• _What you need to do_
Work out how many lines in the entries below include the word "heading". Give nothing but the number.

'''

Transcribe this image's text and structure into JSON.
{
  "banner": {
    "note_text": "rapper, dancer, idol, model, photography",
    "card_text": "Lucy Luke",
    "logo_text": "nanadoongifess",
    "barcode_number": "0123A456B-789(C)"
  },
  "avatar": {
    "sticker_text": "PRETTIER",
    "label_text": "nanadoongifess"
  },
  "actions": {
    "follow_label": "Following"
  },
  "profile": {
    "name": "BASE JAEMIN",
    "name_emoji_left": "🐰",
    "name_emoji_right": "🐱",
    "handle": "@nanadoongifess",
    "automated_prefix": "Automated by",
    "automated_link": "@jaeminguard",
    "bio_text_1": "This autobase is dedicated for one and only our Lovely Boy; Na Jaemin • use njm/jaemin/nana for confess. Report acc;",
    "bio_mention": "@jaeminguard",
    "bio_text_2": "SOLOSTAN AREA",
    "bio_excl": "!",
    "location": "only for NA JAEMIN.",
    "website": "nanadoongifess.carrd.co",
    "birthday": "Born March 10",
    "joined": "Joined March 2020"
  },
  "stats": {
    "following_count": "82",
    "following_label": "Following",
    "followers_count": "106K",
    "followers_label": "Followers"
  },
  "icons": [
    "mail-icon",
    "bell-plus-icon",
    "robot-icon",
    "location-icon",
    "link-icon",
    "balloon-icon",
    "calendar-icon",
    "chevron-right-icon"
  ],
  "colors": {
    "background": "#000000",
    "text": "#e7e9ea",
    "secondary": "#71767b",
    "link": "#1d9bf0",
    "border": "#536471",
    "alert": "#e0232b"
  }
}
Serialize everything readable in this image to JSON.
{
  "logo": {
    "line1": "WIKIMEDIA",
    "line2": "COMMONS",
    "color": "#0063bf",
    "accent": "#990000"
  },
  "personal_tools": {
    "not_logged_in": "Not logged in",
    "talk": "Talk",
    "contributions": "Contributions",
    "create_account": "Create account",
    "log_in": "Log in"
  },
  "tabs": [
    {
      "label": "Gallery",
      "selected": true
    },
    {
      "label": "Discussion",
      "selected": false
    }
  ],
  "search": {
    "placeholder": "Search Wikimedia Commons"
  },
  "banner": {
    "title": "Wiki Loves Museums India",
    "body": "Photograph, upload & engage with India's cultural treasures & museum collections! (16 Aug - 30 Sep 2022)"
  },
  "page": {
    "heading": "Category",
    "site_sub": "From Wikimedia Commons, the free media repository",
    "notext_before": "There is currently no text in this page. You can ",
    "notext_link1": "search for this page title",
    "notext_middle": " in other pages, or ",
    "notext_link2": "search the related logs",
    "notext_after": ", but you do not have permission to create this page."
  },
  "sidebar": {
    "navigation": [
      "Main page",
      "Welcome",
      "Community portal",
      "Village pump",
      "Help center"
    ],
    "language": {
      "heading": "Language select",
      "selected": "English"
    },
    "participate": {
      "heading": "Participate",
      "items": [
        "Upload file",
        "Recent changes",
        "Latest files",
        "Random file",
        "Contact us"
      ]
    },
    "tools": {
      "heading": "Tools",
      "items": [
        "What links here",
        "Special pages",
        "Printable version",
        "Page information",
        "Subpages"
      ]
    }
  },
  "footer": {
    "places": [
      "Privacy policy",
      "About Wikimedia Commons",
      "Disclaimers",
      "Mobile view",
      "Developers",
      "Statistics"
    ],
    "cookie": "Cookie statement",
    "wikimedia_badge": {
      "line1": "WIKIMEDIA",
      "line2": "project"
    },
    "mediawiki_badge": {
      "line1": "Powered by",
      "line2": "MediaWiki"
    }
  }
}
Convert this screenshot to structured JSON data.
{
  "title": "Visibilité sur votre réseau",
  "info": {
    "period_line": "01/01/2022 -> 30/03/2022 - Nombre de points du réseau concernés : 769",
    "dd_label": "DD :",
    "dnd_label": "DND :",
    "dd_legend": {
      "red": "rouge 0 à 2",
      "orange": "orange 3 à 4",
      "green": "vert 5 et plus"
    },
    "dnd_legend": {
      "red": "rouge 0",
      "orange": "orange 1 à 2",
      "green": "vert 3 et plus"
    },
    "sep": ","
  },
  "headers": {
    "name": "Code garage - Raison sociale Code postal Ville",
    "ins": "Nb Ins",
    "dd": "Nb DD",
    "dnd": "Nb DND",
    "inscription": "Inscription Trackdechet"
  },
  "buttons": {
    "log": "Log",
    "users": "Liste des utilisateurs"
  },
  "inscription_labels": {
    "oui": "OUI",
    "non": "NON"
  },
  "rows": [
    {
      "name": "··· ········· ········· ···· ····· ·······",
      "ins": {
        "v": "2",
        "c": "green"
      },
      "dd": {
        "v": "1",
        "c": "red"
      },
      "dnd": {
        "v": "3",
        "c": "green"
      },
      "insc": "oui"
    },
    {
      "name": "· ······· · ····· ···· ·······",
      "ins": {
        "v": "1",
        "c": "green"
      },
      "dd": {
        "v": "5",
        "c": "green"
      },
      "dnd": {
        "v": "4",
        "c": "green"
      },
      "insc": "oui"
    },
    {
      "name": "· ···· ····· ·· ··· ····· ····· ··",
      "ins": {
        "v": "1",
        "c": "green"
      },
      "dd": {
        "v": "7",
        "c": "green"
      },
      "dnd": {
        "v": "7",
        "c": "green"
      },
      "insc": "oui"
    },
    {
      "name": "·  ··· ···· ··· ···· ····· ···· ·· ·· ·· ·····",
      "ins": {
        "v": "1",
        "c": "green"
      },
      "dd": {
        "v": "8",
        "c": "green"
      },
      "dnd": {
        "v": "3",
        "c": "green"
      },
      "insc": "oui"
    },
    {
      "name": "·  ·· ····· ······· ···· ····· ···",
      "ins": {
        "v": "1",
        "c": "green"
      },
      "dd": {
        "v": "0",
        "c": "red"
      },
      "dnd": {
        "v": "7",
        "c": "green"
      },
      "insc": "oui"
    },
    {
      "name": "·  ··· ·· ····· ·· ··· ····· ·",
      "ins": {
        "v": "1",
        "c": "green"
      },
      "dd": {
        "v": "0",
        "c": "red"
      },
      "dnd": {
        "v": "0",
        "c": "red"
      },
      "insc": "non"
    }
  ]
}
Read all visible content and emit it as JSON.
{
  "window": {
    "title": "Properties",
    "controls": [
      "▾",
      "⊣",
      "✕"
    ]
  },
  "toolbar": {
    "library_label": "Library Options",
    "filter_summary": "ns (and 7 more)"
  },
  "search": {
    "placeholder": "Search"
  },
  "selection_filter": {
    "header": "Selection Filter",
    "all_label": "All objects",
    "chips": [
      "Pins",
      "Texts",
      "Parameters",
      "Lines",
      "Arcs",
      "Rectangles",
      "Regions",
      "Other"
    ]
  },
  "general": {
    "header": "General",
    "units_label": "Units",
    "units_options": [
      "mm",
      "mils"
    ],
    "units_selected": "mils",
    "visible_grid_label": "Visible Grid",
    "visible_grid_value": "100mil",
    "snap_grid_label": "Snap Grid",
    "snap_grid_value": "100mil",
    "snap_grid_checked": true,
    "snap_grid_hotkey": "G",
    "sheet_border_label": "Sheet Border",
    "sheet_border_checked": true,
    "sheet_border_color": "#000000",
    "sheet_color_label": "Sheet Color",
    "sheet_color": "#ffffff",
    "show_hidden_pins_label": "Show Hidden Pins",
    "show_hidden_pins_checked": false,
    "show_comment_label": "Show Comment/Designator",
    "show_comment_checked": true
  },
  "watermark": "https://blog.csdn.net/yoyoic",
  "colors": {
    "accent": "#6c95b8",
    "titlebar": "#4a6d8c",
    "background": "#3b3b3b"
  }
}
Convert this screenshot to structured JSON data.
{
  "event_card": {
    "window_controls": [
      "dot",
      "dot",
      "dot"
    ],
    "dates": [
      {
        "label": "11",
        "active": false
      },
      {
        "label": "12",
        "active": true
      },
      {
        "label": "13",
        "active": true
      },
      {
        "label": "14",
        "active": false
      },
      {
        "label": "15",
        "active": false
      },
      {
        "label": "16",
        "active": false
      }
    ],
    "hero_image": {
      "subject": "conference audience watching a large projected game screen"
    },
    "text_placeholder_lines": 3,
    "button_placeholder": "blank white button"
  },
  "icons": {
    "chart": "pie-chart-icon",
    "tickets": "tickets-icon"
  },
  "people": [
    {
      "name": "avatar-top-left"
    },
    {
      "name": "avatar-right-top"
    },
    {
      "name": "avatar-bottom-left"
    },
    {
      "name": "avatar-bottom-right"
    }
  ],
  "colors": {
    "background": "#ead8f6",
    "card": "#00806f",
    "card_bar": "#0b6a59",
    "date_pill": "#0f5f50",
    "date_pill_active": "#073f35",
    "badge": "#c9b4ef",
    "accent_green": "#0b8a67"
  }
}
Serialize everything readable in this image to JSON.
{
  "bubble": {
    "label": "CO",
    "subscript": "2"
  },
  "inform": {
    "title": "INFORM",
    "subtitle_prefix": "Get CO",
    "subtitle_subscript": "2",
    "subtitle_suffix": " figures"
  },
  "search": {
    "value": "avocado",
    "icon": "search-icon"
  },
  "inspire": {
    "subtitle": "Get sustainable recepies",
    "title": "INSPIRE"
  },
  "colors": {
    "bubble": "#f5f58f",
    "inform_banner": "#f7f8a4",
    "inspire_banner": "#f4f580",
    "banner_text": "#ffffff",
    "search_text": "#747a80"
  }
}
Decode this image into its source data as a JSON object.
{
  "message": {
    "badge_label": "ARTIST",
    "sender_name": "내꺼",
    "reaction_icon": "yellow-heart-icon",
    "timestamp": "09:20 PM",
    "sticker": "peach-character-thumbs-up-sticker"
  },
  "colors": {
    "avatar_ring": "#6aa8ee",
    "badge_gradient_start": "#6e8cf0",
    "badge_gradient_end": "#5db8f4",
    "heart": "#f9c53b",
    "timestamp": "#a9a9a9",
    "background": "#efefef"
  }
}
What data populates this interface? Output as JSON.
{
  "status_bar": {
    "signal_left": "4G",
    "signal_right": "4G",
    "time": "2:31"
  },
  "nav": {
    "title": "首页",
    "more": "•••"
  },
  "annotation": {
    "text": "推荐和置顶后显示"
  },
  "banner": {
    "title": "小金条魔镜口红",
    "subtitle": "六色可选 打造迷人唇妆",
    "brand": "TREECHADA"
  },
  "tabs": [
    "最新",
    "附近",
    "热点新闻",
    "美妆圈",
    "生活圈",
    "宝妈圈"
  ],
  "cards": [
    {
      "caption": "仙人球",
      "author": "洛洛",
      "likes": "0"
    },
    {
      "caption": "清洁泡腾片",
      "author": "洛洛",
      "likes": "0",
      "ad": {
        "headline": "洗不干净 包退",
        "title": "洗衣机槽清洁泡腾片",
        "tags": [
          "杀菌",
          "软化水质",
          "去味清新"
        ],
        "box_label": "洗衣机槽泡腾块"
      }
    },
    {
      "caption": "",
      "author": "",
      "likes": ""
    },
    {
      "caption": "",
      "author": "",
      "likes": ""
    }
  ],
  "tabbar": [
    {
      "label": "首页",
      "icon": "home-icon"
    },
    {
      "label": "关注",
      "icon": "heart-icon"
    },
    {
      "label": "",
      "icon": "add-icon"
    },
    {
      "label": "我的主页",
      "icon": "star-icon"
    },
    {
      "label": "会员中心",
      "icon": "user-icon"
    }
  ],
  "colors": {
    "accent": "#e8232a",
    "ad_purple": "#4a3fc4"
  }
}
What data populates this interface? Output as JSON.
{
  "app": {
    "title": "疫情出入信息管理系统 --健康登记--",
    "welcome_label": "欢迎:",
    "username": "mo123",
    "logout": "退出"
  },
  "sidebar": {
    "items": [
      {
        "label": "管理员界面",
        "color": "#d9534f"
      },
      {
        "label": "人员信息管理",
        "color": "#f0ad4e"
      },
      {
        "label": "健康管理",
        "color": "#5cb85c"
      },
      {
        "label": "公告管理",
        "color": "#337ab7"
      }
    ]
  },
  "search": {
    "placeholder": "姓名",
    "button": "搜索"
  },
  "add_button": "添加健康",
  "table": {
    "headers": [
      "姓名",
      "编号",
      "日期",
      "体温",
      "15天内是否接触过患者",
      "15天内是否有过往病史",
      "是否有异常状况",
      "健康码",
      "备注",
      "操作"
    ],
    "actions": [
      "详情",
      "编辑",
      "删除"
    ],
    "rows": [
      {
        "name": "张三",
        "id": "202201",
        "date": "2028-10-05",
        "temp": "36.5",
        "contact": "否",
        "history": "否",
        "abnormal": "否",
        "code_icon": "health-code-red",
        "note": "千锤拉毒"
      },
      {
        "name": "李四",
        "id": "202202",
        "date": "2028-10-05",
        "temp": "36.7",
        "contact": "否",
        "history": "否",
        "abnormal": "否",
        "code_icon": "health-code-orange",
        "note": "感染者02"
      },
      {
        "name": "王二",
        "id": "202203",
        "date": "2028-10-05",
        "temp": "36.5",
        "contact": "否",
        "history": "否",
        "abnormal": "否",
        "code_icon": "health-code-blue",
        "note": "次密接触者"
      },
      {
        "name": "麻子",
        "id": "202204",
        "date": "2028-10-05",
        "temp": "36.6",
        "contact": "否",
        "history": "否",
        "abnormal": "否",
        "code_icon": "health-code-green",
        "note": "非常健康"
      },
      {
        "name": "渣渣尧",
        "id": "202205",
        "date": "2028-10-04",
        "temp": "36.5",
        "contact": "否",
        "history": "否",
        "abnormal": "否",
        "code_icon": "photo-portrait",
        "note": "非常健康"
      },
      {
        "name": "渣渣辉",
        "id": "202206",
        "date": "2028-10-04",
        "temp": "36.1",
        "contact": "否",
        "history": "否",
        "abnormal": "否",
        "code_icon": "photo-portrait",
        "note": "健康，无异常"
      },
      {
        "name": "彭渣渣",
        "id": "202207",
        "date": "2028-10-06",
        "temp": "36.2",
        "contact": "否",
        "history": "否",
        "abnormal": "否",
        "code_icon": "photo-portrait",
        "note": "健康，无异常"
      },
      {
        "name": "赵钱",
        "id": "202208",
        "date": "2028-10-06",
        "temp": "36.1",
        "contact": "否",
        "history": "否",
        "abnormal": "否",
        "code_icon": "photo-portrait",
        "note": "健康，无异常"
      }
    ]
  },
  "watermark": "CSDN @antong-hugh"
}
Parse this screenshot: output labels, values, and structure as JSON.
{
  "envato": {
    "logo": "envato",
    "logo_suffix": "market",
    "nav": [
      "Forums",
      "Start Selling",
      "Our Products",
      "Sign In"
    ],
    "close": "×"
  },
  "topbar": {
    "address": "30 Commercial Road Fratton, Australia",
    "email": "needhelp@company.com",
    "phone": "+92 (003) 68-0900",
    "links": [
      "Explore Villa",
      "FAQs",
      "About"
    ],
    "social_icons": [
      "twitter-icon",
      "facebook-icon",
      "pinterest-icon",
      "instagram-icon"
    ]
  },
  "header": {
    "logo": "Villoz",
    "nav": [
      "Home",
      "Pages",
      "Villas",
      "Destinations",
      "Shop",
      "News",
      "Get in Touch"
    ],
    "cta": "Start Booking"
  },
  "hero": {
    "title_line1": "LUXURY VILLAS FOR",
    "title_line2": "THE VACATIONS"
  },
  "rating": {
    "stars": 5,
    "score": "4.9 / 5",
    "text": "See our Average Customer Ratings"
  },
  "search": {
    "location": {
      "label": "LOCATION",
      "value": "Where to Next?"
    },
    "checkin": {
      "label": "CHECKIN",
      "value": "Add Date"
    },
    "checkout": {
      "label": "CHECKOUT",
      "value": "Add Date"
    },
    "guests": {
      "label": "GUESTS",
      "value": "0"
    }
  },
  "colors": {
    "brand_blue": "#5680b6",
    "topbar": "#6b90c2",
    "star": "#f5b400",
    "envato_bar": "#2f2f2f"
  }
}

'''

• _Exercise response_
4